▶ [GIVEN TASK]: Copy the data from the line that contains "Transcribe the text in this document." to its last line, exactly, including both of those lines and leaving out everything before.

[Collected data]
☆ ☆ ☆ ☆ ☆ ☆ ☆

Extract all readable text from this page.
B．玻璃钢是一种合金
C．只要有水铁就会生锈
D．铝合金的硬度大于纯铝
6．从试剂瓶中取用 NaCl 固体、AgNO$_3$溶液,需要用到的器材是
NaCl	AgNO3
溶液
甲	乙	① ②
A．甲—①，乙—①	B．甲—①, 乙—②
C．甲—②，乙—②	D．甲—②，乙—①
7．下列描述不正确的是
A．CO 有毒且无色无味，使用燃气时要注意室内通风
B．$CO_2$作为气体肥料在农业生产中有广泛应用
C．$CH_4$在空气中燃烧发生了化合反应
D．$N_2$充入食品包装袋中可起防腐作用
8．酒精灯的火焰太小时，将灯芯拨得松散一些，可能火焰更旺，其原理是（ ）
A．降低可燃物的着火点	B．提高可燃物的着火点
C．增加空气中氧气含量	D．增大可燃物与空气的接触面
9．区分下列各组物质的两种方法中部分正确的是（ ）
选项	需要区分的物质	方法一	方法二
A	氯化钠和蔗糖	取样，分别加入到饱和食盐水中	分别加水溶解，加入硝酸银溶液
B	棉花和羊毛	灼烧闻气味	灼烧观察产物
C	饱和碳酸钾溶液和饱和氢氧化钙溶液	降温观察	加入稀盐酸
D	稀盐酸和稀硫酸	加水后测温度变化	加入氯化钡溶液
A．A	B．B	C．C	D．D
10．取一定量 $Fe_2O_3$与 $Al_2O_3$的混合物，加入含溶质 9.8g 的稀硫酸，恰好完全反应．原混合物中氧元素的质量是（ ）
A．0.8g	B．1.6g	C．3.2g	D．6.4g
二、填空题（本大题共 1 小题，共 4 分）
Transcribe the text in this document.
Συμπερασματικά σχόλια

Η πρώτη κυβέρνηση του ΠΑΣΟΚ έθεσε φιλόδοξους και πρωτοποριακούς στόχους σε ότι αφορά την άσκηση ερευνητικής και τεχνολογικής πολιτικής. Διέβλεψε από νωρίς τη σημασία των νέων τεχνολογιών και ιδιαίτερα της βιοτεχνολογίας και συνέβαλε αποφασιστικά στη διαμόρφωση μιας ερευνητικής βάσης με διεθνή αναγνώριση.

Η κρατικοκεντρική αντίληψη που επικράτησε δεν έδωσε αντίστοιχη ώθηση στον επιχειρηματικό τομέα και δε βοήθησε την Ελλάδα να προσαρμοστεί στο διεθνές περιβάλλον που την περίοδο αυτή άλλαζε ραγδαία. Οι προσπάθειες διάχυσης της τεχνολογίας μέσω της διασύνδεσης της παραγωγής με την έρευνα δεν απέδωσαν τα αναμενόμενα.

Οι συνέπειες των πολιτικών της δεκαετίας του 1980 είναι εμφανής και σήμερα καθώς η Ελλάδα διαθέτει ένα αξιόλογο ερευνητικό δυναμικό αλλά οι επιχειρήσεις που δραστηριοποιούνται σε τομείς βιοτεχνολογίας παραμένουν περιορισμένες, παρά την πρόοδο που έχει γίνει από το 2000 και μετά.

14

☆ ☆ ☆ ☆ ☆ ☆ ☆

▶ [WRITTEN REPLY]:
Transcribe the text in this document.
Συμπερασματικά σχόλια

Η πρώτη κυβέρνηση του ΠΑΣΟΚ έθεσε φιλόδοξους και πρωτοποριακούς στόχους σε ότι αφορά την άσκηση ερευνητικής και τεχνολογικής πολιτικής. Διέβλεψε από νωρίς τη σημασία των νέων τεχνολογιών και ιδιαίτερα της βιοτεχνολογίας και συνέβαλε αποφασιστικά στη διαμόρφωση μιας ερευνητικής βάσης με διεθνή αναγνώριση.

Η κρατικοκεντρική αντίληψη που επικράτησε δεν έδωσε αντίστοιχη ώθηση στον επιχειρηματικό τομέα και δε βοήθησε την Ελλάδα να προσαρμοστεί στο διεθνές περιβάλλον που την περίοδο αυτή άλλαζε ραγδαία. Οι προσπάθειες διάχυσης της τεχνολογίας μέσω της διασύνδεσης της παραγωγής με την έρευνα δεν απέδωσαν τα αναμενόμενα.

Οι συνέπειες των πολιτικών της δεκαετίας του 1980 είναι εμφανής και σήμερα καθώς η Ελλάδα διαθέτει ένα αξιόλογο ερευνητικό δυναμικό αλλά οι επιχειρήσεις που δραστηριοποιούνται σε τομείς βιοτεχνολογίας παραμένουν περιορισμένες, παρά την πρόοδο που έχει γίνει από το 2000 και μετά.

14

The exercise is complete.